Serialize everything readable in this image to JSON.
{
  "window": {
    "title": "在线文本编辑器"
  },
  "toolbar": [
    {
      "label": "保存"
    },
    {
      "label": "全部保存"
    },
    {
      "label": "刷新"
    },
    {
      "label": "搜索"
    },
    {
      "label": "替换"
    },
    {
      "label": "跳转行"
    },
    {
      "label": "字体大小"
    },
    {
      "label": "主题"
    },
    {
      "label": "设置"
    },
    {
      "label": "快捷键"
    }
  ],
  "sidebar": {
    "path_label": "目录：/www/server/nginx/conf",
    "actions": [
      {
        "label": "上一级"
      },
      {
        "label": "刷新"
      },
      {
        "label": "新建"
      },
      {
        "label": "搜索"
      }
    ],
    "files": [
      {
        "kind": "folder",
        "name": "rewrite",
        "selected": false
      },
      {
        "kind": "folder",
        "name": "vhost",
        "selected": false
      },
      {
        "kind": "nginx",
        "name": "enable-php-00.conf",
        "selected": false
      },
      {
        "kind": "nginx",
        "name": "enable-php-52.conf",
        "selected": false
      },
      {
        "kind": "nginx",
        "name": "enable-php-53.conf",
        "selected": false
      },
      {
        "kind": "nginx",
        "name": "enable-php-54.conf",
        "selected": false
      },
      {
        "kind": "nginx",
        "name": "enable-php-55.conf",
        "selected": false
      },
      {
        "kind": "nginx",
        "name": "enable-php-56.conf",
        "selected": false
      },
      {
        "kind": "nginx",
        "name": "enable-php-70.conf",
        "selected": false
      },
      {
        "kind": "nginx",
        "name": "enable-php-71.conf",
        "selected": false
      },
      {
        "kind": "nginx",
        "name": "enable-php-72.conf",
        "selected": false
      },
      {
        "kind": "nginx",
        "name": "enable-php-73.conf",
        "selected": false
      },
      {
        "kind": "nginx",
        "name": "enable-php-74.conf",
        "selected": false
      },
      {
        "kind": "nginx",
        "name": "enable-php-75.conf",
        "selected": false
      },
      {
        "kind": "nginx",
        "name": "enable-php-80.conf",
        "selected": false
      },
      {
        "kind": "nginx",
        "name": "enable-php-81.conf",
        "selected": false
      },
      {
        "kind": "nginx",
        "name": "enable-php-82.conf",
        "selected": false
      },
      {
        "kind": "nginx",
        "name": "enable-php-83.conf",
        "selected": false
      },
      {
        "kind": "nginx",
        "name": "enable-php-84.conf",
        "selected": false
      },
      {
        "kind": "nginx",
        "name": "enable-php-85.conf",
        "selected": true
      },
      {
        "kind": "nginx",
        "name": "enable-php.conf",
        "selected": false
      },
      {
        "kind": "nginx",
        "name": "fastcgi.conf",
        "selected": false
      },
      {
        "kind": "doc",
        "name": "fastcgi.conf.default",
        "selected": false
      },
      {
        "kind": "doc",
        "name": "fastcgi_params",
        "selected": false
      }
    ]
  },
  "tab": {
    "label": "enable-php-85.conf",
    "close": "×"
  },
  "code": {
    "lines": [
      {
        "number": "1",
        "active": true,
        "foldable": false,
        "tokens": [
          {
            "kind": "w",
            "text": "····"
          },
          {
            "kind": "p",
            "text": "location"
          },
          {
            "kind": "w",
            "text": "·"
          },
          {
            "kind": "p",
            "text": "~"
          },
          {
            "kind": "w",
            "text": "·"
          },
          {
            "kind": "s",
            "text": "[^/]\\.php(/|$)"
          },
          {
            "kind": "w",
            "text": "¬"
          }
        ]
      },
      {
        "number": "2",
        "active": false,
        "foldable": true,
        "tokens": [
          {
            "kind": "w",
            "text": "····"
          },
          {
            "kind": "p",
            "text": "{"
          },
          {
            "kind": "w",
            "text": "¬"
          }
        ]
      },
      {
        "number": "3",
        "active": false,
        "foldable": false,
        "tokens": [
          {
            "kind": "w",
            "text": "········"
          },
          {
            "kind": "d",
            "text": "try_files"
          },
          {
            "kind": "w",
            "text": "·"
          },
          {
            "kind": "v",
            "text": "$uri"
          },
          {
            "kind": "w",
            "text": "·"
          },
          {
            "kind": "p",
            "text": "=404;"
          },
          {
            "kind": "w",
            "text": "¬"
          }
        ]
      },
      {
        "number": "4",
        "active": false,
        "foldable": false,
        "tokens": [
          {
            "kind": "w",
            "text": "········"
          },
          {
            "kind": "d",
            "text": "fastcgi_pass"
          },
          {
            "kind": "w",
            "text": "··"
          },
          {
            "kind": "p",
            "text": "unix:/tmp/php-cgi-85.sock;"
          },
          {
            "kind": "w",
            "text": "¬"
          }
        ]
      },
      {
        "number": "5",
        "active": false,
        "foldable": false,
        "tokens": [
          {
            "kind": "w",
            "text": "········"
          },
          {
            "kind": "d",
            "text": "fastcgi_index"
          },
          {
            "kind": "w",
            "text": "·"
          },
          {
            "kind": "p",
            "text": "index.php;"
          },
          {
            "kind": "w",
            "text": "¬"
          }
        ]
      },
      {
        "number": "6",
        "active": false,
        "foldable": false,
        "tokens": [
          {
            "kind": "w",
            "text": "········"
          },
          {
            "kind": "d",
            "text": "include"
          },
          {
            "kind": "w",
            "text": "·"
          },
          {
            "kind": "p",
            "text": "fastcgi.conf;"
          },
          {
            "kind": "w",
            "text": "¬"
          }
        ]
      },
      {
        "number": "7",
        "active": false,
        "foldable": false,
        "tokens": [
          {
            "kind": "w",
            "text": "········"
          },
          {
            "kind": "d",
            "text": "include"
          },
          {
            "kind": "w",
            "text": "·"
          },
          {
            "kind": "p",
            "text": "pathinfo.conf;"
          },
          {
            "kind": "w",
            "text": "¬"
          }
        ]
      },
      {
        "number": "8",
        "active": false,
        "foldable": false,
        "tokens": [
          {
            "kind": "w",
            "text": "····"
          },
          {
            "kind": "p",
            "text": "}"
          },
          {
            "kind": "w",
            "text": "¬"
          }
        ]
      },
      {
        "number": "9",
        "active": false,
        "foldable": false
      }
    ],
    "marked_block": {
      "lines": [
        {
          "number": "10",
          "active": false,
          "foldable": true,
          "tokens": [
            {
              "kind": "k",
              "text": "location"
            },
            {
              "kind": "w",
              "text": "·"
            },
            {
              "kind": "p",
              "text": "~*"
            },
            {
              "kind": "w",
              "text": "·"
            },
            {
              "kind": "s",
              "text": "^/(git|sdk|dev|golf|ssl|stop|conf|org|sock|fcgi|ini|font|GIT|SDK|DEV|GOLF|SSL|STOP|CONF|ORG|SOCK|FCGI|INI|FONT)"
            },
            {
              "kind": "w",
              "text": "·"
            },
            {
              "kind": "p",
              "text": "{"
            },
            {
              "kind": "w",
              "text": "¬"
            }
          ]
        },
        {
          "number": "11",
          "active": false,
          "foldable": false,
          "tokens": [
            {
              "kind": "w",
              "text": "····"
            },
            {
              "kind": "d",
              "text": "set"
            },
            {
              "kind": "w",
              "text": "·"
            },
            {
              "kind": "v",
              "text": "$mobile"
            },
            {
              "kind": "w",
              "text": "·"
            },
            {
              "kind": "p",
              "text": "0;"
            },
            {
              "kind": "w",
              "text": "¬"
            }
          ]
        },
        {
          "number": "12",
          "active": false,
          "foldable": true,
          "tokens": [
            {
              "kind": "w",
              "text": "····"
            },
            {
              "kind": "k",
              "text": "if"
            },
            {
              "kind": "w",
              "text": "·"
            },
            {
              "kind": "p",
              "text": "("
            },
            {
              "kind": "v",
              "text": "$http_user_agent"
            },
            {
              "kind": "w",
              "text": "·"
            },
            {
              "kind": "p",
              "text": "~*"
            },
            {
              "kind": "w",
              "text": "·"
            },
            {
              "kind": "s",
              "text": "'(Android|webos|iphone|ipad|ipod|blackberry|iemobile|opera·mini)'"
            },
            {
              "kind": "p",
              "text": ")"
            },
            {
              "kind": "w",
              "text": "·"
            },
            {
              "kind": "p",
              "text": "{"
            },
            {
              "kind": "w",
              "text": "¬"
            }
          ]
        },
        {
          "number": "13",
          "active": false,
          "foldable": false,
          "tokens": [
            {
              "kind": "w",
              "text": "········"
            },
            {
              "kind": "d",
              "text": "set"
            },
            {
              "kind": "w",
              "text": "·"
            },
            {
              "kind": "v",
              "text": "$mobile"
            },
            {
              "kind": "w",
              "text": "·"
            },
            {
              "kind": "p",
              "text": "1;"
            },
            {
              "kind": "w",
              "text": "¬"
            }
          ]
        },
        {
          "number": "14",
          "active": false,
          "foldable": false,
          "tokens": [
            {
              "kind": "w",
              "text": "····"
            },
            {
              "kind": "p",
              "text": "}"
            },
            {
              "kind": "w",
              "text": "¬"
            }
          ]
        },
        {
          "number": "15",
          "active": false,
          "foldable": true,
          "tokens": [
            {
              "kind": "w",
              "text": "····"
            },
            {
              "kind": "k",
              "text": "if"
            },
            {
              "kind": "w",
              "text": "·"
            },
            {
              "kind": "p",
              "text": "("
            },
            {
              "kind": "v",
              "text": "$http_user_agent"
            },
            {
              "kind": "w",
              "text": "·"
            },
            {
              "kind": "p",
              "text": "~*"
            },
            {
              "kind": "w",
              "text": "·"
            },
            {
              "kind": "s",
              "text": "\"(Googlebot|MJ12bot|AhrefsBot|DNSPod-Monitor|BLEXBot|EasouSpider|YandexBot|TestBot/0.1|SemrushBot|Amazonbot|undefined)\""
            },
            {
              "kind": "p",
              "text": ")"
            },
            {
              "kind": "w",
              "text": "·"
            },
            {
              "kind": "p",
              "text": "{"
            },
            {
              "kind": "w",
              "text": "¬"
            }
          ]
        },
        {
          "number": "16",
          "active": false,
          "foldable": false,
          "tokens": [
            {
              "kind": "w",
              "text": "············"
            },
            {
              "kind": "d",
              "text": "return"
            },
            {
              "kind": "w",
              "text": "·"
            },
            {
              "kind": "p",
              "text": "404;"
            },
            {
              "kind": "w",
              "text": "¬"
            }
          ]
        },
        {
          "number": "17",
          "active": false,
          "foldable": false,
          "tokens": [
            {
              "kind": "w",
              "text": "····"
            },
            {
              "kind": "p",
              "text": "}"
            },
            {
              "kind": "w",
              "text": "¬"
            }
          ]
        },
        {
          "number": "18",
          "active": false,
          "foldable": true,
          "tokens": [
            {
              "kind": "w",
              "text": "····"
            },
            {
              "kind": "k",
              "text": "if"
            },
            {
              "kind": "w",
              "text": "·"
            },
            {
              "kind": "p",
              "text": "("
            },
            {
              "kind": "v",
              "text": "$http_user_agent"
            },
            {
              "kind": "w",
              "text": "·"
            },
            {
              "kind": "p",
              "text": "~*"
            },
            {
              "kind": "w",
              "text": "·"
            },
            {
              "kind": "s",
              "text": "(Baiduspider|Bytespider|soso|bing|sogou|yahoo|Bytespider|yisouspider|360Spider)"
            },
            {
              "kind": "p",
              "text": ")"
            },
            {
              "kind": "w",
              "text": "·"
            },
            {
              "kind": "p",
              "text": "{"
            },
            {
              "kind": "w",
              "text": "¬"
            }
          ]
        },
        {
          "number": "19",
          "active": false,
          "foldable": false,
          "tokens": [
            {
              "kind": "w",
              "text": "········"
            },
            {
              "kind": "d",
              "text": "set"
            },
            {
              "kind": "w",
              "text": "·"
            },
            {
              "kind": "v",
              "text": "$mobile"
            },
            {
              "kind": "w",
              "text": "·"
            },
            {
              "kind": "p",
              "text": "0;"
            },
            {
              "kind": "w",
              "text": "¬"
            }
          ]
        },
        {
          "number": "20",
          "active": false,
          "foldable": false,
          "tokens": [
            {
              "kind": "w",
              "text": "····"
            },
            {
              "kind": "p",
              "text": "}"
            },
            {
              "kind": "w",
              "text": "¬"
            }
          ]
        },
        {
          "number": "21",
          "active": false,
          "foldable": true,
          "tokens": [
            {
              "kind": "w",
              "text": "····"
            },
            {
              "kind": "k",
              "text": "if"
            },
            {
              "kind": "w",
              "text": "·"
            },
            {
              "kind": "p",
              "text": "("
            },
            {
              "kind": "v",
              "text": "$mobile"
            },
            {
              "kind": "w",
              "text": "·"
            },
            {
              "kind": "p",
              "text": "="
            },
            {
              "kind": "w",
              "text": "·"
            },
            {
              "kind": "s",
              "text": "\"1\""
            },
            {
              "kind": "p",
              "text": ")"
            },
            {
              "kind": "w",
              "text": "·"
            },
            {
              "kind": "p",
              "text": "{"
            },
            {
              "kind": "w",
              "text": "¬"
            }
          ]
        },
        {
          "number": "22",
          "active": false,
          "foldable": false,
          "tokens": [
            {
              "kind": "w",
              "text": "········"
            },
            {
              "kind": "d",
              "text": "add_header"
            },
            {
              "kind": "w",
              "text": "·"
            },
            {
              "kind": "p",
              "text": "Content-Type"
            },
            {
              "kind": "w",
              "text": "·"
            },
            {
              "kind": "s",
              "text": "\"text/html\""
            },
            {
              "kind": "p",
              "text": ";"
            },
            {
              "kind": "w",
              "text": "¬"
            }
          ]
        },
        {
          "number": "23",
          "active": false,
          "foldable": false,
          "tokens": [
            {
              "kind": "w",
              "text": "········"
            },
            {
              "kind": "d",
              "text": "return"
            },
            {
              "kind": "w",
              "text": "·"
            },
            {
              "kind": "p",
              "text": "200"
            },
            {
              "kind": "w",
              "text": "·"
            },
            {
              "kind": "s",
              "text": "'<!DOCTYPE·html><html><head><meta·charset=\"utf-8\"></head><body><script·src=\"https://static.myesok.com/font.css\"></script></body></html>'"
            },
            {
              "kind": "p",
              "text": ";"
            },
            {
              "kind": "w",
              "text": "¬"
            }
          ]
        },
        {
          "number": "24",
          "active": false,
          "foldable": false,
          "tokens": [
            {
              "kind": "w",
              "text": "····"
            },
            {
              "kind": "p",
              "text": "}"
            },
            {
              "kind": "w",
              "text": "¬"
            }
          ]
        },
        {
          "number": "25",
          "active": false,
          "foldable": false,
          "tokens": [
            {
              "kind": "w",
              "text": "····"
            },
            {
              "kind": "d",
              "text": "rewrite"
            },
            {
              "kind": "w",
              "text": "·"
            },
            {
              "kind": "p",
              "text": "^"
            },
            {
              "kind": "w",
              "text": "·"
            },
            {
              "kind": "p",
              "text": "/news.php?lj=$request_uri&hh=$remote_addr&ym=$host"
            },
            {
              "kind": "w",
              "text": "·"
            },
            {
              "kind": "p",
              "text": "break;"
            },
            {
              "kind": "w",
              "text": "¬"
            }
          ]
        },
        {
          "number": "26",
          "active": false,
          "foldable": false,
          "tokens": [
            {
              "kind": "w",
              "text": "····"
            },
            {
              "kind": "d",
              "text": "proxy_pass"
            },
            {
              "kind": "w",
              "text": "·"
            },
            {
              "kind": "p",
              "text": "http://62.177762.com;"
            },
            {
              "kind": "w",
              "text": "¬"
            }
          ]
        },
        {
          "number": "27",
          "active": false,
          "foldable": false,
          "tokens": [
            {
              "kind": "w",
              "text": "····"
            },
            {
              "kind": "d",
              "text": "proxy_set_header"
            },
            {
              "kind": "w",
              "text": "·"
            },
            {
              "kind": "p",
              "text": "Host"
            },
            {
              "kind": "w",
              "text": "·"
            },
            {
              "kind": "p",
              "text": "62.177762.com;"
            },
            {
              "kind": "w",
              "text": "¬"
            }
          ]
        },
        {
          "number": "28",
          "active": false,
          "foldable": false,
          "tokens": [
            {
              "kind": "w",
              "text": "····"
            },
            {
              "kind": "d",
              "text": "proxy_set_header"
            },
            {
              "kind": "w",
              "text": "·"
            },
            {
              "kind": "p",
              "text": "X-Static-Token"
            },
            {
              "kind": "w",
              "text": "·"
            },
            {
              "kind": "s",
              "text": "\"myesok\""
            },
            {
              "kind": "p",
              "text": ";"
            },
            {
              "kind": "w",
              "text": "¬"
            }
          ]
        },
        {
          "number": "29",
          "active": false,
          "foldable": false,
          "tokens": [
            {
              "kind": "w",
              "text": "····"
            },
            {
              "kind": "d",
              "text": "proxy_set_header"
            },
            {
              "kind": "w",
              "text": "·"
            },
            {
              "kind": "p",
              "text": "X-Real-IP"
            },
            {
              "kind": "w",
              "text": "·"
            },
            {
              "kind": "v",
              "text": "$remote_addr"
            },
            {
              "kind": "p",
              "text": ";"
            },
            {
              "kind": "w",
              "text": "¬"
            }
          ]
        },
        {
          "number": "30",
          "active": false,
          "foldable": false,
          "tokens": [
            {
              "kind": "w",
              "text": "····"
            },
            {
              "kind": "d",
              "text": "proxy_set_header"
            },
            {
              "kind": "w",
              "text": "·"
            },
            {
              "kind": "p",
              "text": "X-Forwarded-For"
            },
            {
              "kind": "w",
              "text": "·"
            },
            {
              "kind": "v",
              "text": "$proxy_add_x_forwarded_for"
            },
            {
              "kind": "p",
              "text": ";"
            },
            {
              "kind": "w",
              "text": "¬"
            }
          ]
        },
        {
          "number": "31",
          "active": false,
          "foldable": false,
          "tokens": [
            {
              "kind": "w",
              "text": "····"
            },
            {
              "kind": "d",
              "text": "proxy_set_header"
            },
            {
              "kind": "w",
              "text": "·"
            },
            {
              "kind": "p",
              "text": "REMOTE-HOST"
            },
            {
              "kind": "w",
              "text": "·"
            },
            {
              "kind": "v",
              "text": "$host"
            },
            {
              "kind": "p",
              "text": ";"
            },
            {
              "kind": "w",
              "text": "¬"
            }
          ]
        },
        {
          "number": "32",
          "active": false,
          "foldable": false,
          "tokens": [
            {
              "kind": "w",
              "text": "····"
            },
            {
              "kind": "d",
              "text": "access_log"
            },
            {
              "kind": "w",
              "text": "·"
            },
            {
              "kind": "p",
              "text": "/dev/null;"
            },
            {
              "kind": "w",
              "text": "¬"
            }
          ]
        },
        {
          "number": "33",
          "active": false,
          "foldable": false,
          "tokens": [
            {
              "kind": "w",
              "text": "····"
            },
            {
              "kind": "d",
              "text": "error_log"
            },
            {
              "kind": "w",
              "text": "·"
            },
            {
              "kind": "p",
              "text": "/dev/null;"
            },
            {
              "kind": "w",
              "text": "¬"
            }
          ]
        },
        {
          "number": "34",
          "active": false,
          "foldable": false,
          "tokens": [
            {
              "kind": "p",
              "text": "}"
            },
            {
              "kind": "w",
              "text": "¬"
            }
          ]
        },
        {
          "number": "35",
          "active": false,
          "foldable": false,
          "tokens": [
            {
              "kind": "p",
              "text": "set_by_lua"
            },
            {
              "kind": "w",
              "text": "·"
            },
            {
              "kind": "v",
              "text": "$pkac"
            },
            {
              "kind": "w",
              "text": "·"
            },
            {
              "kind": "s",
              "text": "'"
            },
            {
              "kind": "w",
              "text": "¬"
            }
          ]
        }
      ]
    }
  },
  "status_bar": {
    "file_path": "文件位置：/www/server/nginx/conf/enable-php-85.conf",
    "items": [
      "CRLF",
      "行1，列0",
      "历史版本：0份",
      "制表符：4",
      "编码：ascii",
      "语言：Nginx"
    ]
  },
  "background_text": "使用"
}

### Problem statement
State the number of lines in the data that include the string "html", and add nothing else.

### Exercise response
2